→ **Written instruction**
Reproduce every entry below precisely; do not include the pictures.

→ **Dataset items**
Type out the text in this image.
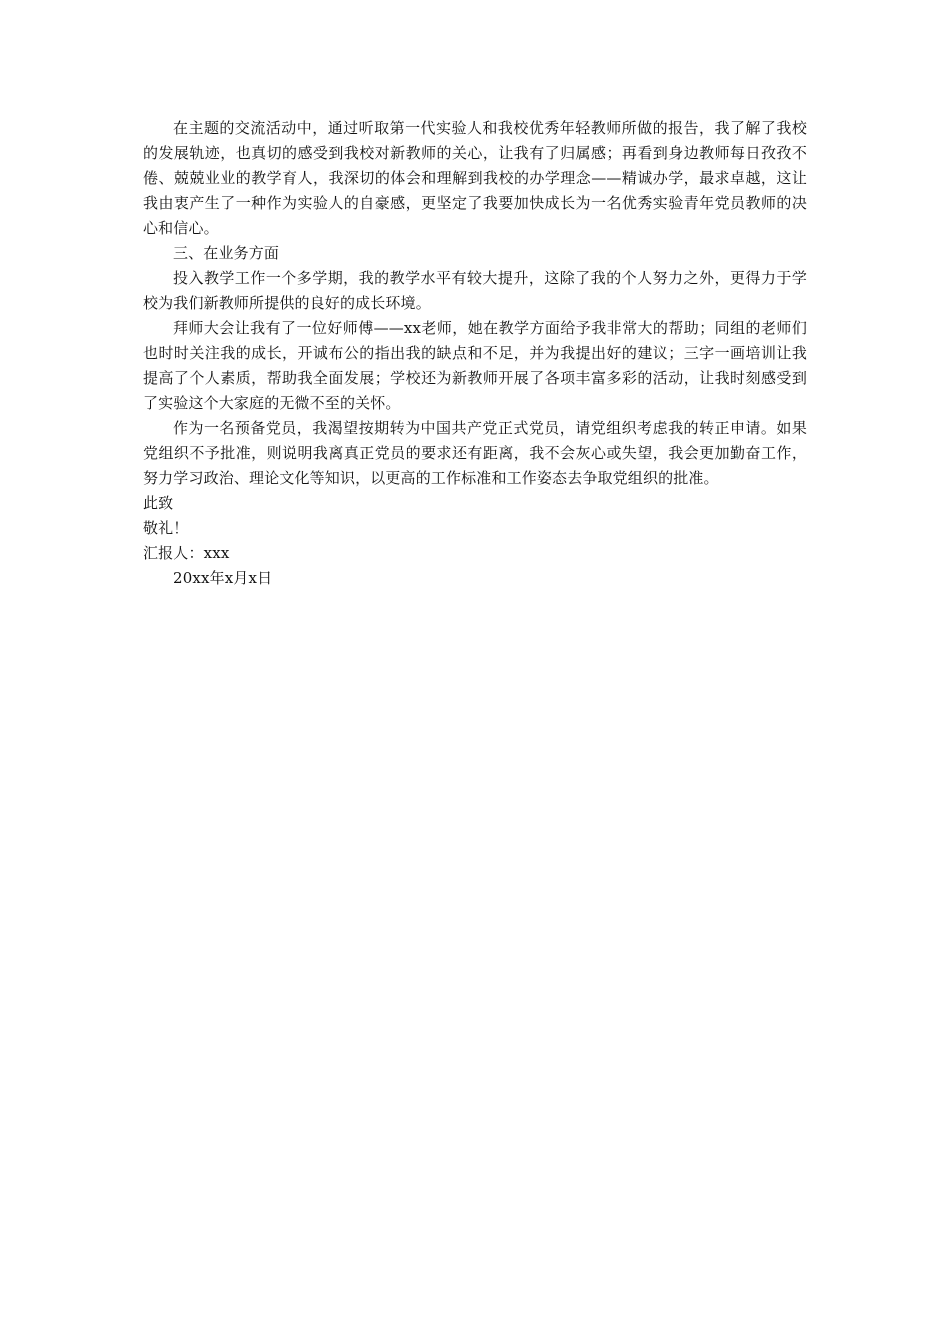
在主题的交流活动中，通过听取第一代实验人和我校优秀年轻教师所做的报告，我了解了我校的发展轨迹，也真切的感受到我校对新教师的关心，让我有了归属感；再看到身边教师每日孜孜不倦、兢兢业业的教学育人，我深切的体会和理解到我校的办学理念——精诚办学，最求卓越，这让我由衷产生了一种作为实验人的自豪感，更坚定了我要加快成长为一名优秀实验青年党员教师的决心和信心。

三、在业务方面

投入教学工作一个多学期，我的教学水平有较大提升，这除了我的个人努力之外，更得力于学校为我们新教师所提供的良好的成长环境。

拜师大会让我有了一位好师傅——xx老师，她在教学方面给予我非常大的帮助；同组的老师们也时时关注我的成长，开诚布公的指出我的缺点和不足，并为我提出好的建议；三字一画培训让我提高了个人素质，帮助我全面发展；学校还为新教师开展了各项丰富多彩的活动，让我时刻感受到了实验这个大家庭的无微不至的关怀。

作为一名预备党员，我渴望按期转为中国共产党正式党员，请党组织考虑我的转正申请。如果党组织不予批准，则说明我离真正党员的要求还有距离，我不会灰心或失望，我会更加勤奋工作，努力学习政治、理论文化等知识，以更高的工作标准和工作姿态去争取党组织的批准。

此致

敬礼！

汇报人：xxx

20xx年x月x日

→ **Finished task**
Type out the text in this image.
在主题的交流活动中，通过听取第一代实验人和我校优秀年轻教师所做的报告，我了解了我校的发展轨迹，也真切的感受到我校对新教师的关心，让我有了归属感；再看到身边教师每日孜孜不倦、兢兢业业的教学育人，我深切的体会和理解到我校的办学理念——精诚办学，最求卓越，这让我由衷产生了一种作为实验人的自豪感，更坚定了我要加快成长为一名优秀实验青年党员教师的决心和信心。

三、在业务方面

投入教学工作一个多学期，我的教学水平有较大提升，这除了我的个人努力之外，更得力于学校为我们新教师所提供的良好的成长环境。

拜师大会让我有了一位好师傅——xx老师，她在教学方面给予我非常大的帮助；同组的老师们也时时关注我的成长，开诚布公的指出我的缺点和不足，并为我提出好的建议；三字一画培训让我提高了个人素质，帮助我全面发展；学校还为新教师开展了各项丰富多彩的活动，让我时刻感受到了实验这个大家庭的无微不至的关怀。

作为一名预备党员，我渴望按期转为中国共产党正式党员，请党组织考虑我的转正申请。如果党组织不予批准，则说明我离真正党员的要求还有距离，我不会灰心或失望，我会更加勤奋工作，努力学习政治、理论文化等知识，以更高的工作标准和工作姿态去争取党组织的批准。

此致

敬礼！

汇报人：xxx

20xx年x月x日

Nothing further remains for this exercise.